Work required -
Copy out every line that contains the word "Агрономов".

Dataset records -
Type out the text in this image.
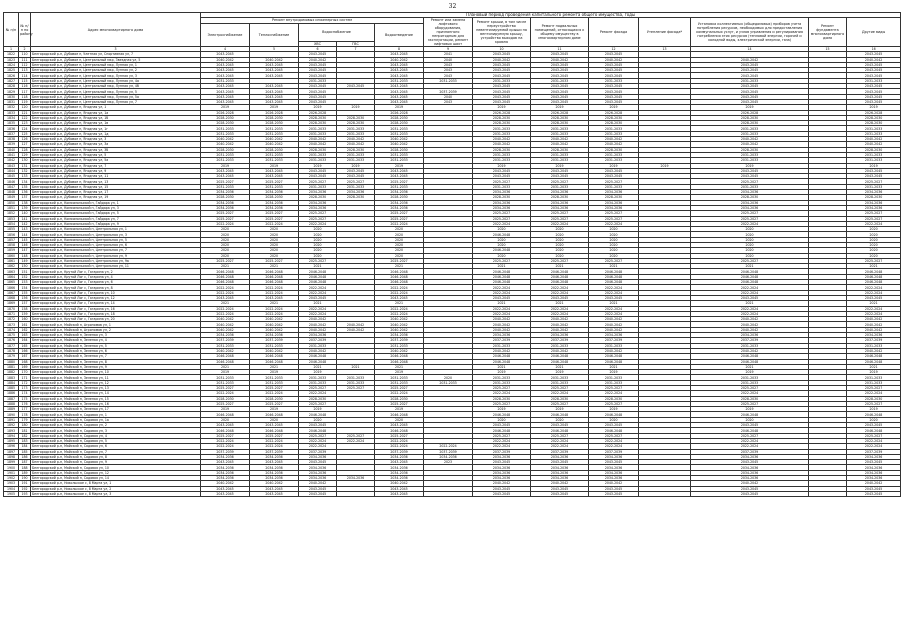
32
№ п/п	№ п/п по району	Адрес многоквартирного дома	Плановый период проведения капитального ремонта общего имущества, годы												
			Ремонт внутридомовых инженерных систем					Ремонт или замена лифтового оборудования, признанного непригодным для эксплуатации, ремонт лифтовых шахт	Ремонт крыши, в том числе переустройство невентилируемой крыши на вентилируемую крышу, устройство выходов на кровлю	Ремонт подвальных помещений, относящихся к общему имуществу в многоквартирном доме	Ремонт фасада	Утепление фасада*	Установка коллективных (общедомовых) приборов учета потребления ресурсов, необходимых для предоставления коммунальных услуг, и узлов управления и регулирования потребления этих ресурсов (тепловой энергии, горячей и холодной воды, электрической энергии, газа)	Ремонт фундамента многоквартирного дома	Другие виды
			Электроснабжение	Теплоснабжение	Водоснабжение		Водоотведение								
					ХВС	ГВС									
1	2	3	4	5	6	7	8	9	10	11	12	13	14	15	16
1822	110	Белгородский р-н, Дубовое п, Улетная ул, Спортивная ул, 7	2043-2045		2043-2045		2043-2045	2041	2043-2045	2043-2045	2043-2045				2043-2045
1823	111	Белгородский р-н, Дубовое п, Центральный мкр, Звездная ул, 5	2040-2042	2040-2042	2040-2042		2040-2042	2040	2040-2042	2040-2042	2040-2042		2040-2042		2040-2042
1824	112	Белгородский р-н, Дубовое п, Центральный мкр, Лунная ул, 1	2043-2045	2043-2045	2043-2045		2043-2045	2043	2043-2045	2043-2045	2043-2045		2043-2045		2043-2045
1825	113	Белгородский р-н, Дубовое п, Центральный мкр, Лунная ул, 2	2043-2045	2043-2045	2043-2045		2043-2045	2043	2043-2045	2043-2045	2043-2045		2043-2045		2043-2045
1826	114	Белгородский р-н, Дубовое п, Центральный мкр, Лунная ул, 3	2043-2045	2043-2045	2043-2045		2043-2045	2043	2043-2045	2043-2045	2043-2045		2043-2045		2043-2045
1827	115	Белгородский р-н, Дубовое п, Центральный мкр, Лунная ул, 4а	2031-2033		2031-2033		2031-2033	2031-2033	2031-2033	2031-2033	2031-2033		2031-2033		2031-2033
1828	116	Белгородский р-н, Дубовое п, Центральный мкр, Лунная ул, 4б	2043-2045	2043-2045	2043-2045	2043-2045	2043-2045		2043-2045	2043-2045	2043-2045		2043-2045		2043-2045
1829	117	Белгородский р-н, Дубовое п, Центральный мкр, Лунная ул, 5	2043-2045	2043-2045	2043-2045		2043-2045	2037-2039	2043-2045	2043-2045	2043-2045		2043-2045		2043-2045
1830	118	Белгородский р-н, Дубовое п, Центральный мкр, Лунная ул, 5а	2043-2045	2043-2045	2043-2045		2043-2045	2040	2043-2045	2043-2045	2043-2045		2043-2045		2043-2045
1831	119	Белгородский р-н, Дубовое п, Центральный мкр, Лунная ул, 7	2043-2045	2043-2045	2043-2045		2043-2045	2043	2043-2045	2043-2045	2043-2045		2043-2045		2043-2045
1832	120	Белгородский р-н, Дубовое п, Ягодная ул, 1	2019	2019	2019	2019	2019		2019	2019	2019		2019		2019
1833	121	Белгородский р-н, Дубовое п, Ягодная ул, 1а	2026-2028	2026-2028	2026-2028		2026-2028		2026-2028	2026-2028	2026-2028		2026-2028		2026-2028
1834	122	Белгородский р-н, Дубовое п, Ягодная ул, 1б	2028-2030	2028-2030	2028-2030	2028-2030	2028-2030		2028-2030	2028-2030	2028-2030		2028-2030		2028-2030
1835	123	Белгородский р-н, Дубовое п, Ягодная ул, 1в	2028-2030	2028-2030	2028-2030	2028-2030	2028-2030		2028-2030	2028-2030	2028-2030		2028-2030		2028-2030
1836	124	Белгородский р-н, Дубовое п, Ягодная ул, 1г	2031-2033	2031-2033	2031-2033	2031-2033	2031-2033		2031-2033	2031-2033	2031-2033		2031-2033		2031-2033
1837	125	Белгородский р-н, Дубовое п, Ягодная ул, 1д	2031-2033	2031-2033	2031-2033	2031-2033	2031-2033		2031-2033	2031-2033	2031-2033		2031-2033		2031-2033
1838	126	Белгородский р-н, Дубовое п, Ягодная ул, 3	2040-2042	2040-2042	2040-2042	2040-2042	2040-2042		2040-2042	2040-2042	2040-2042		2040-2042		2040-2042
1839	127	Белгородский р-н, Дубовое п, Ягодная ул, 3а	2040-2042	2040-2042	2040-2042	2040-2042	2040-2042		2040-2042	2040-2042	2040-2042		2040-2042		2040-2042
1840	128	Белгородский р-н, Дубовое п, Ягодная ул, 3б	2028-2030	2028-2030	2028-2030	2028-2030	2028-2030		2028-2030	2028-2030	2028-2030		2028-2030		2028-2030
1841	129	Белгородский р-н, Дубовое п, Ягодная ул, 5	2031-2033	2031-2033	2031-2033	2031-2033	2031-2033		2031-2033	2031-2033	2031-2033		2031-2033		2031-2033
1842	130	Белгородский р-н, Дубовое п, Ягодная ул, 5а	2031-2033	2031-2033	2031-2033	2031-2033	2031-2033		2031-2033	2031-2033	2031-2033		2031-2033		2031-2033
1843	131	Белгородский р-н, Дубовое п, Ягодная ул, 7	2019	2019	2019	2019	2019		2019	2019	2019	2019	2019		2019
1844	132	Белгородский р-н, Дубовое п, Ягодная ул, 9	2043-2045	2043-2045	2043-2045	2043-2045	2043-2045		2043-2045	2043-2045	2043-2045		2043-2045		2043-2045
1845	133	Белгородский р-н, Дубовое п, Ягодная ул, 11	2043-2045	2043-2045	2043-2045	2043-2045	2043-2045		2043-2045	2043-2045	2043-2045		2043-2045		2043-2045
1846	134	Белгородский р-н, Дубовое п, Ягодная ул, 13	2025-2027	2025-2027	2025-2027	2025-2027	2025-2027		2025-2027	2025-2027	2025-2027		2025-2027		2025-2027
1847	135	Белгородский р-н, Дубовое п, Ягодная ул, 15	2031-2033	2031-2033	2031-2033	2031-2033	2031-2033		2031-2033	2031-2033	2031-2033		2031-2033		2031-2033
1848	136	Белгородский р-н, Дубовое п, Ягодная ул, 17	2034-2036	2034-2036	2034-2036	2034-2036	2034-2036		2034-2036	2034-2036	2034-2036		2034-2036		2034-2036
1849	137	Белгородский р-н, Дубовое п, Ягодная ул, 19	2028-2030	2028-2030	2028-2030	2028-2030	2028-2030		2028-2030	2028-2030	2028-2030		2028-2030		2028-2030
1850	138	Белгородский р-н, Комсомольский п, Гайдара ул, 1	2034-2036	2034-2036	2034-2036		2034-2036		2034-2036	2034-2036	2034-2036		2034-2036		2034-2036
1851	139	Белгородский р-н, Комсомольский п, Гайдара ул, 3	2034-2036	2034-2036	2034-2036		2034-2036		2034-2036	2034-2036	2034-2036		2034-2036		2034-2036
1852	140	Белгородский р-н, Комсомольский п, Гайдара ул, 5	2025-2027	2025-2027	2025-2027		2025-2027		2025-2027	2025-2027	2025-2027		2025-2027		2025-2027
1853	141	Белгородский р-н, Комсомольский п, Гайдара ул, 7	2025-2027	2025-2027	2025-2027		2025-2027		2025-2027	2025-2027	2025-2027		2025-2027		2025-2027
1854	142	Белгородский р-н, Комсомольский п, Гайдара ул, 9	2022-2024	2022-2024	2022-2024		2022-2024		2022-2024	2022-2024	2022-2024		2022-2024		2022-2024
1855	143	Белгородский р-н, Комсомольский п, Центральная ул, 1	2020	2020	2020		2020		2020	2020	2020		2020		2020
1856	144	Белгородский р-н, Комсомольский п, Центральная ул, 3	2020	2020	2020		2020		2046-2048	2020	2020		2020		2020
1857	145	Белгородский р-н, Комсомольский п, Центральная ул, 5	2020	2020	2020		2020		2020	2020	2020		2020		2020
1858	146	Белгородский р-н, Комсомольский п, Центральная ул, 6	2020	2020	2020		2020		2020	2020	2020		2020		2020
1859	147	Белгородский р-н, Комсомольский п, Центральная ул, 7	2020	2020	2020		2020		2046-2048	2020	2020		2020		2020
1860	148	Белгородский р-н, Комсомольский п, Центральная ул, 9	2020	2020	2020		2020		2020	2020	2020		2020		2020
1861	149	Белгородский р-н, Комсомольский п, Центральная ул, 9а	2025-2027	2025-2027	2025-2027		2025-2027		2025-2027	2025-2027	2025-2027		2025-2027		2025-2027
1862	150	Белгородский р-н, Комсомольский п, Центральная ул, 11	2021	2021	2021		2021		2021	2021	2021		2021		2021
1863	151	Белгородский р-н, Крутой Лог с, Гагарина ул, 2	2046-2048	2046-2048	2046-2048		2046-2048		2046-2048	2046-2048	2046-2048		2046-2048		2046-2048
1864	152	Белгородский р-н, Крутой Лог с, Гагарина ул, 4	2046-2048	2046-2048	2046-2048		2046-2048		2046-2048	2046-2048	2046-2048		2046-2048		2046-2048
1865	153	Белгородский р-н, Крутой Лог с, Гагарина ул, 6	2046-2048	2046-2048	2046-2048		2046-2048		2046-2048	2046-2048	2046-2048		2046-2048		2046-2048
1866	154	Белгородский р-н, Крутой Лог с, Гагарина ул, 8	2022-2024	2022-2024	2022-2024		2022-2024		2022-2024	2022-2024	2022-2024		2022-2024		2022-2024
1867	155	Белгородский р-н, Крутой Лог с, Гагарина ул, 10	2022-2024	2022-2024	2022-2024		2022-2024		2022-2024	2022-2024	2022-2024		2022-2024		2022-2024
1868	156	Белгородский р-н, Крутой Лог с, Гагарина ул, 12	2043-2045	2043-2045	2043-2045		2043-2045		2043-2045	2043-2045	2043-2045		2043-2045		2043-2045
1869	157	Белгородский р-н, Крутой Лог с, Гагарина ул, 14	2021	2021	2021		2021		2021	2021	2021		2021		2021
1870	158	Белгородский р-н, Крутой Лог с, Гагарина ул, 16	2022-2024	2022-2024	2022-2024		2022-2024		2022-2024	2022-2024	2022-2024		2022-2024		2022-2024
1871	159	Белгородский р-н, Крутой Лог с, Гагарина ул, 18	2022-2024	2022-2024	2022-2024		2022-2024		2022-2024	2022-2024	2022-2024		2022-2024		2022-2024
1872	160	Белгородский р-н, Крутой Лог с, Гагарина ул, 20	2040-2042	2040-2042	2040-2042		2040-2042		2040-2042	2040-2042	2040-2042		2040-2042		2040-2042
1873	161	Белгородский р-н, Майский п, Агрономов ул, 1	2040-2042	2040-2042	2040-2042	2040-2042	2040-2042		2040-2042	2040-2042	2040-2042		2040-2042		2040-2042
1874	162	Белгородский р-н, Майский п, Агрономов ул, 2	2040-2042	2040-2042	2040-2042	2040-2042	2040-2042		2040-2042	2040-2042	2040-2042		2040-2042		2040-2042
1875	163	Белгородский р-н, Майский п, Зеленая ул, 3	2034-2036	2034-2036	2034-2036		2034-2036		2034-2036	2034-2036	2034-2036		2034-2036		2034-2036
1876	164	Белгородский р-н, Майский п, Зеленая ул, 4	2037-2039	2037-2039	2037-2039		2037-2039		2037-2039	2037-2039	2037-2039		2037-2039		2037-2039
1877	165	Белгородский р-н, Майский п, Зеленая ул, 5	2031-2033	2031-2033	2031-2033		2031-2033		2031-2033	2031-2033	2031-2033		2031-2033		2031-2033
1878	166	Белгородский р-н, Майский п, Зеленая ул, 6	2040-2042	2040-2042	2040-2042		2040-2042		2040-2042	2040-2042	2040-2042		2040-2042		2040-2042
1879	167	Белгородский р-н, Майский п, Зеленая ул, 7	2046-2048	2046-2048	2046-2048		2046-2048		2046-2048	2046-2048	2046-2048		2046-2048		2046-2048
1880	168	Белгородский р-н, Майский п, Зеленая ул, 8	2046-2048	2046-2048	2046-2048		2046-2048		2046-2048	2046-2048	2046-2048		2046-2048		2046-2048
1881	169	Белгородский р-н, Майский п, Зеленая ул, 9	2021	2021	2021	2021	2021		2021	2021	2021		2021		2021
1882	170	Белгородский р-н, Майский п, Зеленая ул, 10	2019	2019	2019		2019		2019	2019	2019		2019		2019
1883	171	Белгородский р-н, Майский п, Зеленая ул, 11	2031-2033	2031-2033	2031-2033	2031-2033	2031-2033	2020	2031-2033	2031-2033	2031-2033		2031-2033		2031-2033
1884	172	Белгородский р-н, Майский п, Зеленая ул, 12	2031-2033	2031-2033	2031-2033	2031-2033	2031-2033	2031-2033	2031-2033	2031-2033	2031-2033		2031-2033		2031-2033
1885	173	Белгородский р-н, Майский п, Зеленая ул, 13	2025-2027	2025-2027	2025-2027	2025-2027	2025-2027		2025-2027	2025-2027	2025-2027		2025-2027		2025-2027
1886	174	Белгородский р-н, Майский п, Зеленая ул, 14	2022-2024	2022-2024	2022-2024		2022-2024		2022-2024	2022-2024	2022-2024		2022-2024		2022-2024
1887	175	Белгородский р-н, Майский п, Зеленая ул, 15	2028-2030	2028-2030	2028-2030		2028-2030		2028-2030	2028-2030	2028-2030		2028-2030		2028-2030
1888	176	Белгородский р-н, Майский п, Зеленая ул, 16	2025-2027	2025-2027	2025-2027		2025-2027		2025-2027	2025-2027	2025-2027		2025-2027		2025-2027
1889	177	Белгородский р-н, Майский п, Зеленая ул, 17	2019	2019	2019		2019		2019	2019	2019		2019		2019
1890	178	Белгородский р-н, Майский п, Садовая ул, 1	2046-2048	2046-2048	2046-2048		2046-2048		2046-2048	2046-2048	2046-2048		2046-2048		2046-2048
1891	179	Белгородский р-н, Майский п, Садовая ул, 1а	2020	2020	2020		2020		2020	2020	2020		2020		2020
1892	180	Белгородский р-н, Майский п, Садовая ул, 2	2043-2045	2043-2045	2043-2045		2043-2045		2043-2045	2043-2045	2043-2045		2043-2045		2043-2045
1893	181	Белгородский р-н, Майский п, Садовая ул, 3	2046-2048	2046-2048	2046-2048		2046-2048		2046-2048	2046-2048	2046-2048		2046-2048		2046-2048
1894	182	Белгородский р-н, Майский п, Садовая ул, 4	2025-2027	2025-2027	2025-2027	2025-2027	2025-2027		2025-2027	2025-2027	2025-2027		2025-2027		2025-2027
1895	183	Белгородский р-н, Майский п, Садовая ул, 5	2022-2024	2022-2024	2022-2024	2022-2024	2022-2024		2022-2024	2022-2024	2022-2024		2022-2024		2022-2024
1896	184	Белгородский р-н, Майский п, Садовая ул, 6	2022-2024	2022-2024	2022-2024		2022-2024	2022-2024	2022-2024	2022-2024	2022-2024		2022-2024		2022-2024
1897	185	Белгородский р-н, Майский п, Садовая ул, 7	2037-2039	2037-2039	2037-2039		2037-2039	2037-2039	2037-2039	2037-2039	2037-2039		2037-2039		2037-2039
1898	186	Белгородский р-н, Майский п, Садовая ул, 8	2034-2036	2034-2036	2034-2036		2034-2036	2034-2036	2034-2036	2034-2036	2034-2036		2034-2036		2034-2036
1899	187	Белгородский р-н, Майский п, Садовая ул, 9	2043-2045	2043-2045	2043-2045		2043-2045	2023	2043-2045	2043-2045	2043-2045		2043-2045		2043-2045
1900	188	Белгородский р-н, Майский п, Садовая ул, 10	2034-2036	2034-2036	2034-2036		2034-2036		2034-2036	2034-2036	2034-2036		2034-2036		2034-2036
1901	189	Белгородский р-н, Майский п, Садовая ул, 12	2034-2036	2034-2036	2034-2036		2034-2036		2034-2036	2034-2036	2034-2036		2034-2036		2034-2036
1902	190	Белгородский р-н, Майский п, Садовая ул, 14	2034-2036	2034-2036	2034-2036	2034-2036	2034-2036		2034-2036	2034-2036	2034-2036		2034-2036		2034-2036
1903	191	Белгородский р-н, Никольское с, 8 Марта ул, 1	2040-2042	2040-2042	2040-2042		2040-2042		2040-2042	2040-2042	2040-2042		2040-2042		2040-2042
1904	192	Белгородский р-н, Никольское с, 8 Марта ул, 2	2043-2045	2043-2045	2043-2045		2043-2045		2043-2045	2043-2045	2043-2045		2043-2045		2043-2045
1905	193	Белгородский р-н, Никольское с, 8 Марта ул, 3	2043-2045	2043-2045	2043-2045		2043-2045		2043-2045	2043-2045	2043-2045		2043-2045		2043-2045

Finished exercise -
1873	161	Белгородский р-н, Майский п, Агрономов ул, 1	2040-2042	2040-2042	2040-2042	2040-2042	2040-2042		2040-2042	2040-2042	2040-2042		2040-2042		2040-2042
1874	162	Белгородский р-н, Майский п, Агрономов ул, 2	2040-2042	2040-2042	2040-2042	2040-2042	2040-2042		2040-2042	2040-2042	2040-2042		2040-2042		2040-2042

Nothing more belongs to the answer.